__To be done__
Every line below should be copied exactly; drop the pictures.

__Records provided__
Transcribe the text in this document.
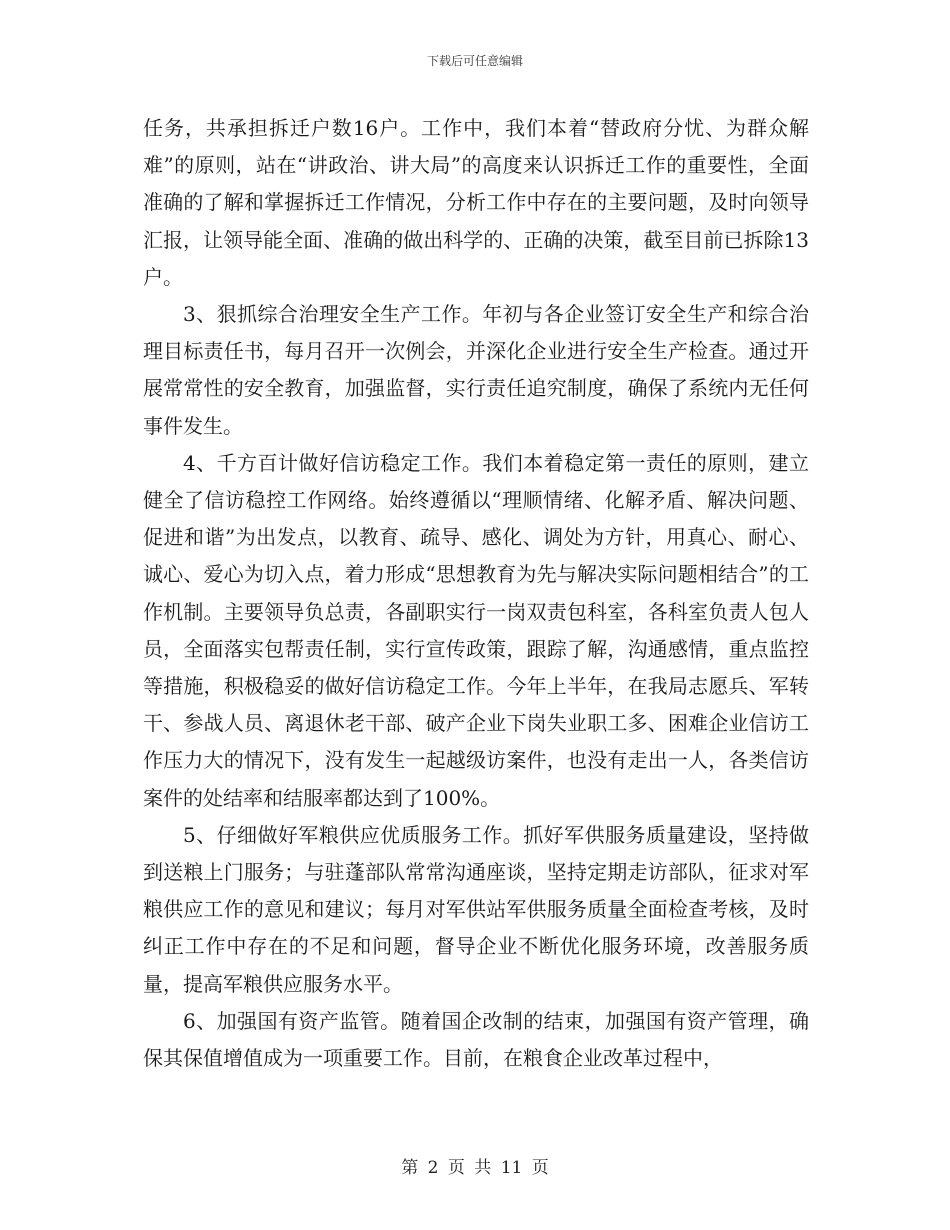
下载后可任意编辑

任务，共承担拆迁户数16户。工作中，我们本着“替政府分忧、为群众解难”的原则，站在“讲政治、讲大局”的高度来认识拆迁工作的重要性，全面准确的了解和掌握拆迁工作情况，分析工作中存在的主要问题，及时向领导汇报，让领导能全面、准确的做出科学的、正确的决策，截至目前已拆除13户。

3、狠抓综合治理安全生产工作。年初与各企业签订安全生产和综合治理目标责任书，每月召开一次例会，并深化企业进行安全生产检查。通过开展常常性的安全教育，加强监督，实行责任追究制度，确保了系统内无任何事件发生。

4、千方百计做好信访稳定工作。我们本着稳定第一责任的原则，建立健全了信访稳控工作网络。始终遵循以“理顺情绪、化解矛盾、解决问题、促进和谐”为出发点，以教育、疏导、感化、调处为方针，用真心、耐心、诚心、爱心为切入点，着力形成“思想教育为先与解决实际问题相结合”的工作机制。主要领导负总责，各副职实行一岗双责包科室，各科室负责人包人员，全面落实包帮责任制，实行宣传政策，跟踪了解，沟通感情，重点监控等措施，积极稳妥的做好信访稳定工作。今年上半年，在我局志愿兵、军转干、参战人员、离退休老干部、破产企业下岗失业职工多、困难企业信访工作压力大的情况下，没有发生一起越级访案件，也没有走出一人，各类信访案件的处结率和结服率都达到了100%。

5、仔细做好军粮供应优质服务工作。抓好军供服务质量建设，坚持做到送粮上门服务；与驻蓬部队常常沟通座谈，坚持定期走访部队，征求对军粮供应工作的意见和建议；每月对军供站军供服务质量全面检查考核，及时纠正工作中存在的不足和问题，督导企业不断优化服务环境，改善服务质量，提高军粮供应服务水平。

6、加强国有资产监管。随着国企改制的结束，加强国有资产管理，确保其保值增值成为一项重要工作。目前，在粮食企业改革过程中，

第 2 页 共 11 页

__Written response__
Transcribe the text in this document.
下载后可任意编辑

任务，共承担拆迁户数16户。工作中，我们本着“替政府分忧、为群众解难”的原则，站在“讲政治、讲大局”的高度来认识拆迁工作的重要性，全面准确的了解和掌握拆迁工作情况，分析工作中存在的主要问题，及时向领导汇报，让领导能全面、准确的做出科学的、正确的决策，截至目前已拆除13户。

3、狠抓综合治理安全生产工作。年初与各企业签订安全生产和综合治理目标责任书，每月召开一次例会，并深化企业进行安全生产检查。通过开展常常性的安全教育，加强监督，实行责任追究制度，确保了系统内无任何事件发生。

4、千方百计做好信访稳定工作。我们本着稳定第一责任的原则，建立健全了信访稳控工作网络。始终遵循以“理顺情绪、化解矛盾、解决问题、促进和谐”为出发点，以教育、疏导、感化、调处为方针，用真心、耐心、诚心、爱心为切入点，着力形成“思想教育为先与解决实际问题相结合”的工作机制。主要领导负总责，各副职实行一岗双责包科室，各科室负责人包人员，全面落实包帮责任制，实行宣传政策，跟踪了解，沟通感情，重点监控等措施，积极稳妥的做好信访稳定工作。今年上半年，在我局志愿兵、军转干、参战人员、离退休老干部、破产企业下岗失业职工多、困难企业信访工作压力大的情况下，没有发生一起越级访案件，也没有走出一人，各类信访案件的处结率和结服率都达到了100%。

5、仔细做好军粮供应优质服务工作。抓好军供服务质量建设，坚持做到送粮上门服务；与驻蓬部队常常沟通座谈，坚持定期走访部队，征求对军粮供应工作的意见和建议；每月对军供站军供服务质量全面检查考核，及时纠正工作中存在的不足和问题，督导企业不断优化服务环境，改善服务质量，提高军粮供应服务水平。

6、加强国有资产监管。随着国企改制的结束，加强国有资产管理，确保其保值增值成为一项重要工作。目前，在粮食企业改革过程中，

第 2 页 共 11 页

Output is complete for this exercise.